--- Begin Source material ---

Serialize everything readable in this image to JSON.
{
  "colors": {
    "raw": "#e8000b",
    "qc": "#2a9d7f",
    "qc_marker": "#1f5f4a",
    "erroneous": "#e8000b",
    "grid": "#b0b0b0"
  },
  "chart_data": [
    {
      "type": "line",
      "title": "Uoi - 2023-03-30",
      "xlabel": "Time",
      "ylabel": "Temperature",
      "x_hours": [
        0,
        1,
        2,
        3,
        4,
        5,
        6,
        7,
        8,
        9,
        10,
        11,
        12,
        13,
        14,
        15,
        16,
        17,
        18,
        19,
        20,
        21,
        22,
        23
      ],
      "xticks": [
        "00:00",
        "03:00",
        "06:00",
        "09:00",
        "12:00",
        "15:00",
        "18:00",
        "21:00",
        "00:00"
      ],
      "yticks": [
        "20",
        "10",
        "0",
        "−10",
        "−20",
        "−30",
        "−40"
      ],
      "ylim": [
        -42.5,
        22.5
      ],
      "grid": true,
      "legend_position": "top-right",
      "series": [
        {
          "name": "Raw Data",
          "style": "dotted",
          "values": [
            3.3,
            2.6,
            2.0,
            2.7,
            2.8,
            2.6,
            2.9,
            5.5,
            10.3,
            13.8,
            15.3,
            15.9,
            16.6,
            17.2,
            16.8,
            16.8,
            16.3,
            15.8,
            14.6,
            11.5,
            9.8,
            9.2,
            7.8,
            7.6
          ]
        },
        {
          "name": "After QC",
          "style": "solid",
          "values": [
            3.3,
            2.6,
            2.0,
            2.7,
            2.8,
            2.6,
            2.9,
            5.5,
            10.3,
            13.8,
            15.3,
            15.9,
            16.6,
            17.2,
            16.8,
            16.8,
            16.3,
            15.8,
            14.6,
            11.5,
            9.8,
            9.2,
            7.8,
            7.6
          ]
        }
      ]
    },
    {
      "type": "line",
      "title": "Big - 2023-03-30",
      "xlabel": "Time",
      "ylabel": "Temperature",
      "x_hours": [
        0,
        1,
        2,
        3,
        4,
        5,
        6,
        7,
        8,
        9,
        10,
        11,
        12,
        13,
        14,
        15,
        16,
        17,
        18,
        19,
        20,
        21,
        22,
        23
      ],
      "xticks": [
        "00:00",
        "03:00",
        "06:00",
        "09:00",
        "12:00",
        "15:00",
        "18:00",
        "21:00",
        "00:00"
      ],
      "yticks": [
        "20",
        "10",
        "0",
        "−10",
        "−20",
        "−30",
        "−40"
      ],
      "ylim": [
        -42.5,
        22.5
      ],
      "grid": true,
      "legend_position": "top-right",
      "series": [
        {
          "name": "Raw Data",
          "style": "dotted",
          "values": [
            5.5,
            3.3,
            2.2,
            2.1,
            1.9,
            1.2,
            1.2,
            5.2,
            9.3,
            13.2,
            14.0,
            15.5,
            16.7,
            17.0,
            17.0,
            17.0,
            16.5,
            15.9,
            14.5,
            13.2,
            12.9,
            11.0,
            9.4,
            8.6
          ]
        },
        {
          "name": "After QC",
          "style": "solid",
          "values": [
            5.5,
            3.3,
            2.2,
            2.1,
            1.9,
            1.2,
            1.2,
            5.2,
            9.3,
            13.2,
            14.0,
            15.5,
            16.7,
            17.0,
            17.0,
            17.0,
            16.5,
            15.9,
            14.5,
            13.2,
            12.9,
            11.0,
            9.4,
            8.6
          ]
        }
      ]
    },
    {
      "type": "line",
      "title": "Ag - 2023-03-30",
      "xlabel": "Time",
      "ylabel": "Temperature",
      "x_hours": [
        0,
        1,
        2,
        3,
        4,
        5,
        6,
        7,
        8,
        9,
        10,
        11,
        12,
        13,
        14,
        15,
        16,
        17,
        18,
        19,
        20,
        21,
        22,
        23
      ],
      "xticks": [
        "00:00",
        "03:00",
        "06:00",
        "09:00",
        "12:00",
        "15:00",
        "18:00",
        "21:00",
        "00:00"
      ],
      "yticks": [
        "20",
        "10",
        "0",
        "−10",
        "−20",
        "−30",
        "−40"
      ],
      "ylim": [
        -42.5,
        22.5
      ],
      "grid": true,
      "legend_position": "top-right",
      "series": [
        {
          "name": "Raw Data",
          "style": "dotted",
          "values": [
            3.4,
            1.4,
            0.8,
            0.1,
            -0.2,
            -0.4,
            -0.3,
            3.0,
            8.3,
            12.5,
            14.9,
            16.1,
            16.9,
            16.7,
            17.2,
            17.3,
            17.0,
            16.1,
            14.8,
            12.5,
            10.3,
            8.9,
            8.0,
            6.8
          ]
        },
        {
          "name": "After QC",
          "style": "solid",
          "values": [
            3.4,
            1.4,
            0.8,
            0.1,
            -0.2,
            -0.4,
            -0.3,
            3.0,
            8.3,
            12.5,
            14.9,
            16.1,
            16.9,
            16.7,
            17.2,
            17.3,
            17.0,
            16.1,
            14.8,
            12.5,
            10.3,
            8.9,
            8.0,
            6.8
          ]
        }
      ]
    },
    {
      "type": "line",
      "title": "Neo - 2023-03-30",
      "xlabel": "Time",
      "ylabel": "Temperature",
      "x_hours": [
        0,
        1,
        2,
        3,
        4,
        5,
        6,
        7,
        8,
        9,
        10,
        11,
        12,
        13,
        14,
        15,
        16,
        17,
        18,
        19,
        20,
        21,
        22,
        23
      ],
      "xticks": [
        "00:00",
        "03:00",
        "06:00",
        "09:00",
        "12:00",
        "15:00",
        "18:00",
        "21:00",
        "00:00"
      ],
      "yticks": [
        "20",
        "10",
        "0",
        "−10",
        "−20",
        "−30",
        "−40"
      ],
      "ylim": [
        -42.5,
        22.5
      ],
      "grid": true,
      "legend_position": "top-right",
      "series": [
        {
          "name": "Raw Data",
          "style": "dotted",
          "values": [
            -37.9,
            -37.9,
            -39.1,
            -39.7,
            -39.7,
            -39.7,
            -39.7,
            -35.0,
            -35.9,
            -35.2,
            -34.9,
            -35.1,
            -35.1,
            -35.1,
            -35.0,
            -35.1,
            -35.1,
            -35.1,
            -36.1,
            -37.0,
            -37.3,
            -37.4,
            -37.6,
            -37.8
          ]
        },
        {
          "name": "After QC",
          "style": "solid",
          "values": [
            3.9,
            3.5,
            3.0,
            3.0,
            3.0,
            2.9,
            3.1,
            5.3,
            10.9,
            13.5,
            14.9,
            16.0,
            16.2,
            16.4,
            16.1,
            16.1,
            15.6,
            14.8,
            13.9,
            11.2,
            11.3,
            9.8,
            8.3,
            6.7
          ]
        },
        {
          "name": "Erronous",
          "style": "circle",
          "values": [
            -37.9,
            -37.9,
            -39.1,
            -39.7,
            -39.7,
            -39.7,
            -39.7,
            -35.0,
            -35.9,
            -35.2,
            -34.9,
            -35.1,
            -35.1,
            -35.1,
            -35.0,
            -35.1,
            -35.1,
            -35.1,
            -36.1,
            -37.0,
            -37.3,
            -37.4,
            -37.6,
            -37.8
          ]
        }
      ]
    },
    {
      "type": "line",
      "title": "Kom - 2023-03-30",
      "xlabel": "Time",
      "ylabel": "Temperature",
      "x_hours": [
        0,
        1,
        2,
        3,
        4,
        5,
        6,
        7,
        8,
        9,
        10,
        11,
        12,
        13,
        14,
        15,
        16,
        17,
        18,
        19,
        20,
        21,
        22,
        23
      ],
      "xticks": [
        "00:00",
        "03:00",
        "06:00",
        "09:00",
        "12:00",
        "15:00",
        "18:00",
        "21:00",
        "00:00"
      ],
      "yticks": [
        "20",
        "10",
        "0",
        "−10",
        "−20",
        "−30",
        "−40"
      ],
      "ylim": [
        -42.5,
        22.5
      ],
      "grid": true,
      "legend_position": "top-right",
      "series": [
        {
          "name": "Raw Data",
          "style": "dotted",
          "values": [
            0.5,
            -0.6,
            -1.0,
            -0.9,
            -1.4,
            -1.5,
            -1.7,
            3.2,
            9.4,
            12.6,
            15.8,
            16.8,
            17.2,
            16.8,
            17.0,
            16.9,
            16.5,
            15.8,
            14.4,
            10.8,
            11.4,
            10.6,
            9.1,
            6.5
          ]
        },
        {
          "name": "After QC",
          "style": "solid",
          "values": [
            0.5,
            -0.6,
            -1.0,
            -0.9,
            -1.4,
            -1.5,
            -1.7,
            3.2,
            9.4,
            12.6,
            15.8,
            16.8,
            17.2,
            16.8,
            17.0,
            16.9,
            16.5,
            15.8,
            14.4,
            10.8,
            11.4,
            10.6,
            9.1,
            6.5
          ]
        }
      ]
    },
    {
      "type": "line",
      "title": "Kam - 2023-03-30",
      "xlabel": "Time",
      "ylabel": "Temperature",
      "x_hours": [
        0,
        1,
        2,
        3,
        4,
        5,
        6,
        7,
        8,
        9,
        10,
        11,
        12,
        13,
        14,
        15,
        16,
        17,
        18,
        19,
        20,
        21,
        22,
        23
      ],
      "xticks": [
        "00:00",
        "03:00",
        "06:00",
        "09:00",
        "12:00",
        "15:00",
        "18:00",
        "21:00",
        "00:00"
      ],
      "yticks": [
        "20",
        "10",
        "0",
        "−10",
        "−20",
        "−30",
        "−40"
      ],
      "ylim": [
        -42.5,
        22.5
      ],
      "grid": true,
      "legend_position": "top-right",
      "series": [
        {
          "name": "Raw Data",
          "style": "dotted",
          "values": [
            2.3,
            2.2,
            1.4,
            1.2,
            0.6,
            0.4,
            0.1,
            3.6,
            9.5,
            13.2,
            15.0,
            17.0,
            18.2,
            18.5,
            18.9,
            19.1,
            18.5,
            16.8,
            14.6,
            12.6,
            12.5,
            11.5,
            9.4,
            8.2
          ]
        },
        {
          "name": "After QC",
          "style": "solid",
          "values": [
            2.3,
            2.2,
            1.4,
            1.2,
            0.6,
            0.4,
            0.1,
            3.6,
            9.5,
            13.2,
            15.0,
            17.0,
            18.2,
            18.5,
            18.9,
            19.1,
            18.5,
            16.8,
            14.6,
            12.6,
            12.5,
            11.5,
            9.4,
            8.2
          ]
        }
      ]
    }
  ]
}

--- End Source material ---

**What to do**. Copy every line of the material in which the word "title" occurs.

**Response below**.
      "title": "Uoi - 2023-03-30",
      "title": "Big - 2023-03-30",
      "title": "Ag - 2023-03-30",
      "title": "Neo - 2023-03-30",
      "title": "Kom - 2023-03-30",
      "title": "Kam - 2023-03-30",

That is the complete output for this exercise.